Copy out each line that mentions the word "storage".

▬▬▬▬▬▬

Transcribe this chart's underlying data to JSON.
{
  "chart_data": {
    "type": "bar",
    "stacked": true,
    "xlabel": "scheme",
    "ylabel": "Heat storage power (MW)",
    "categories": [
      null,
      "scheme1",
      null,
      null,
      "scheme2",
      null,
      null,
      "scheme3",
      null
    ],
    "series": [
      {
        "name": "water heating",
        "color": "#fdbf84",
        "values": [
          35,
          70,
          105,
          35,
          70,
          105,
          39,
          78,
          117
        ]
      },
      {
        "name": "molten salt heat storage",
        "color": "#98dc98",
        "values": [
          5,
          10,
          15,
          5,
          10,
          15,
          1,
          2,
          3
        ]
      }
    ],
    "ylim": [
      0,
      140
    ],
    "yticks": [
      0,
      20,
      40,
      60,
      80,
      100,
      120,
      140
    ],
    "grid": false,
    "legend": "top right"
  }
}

▬▬▬▬▬▬

### The output
    "ylabel": "Heat storage power (MW)",
        "name": "molten salt heat storage",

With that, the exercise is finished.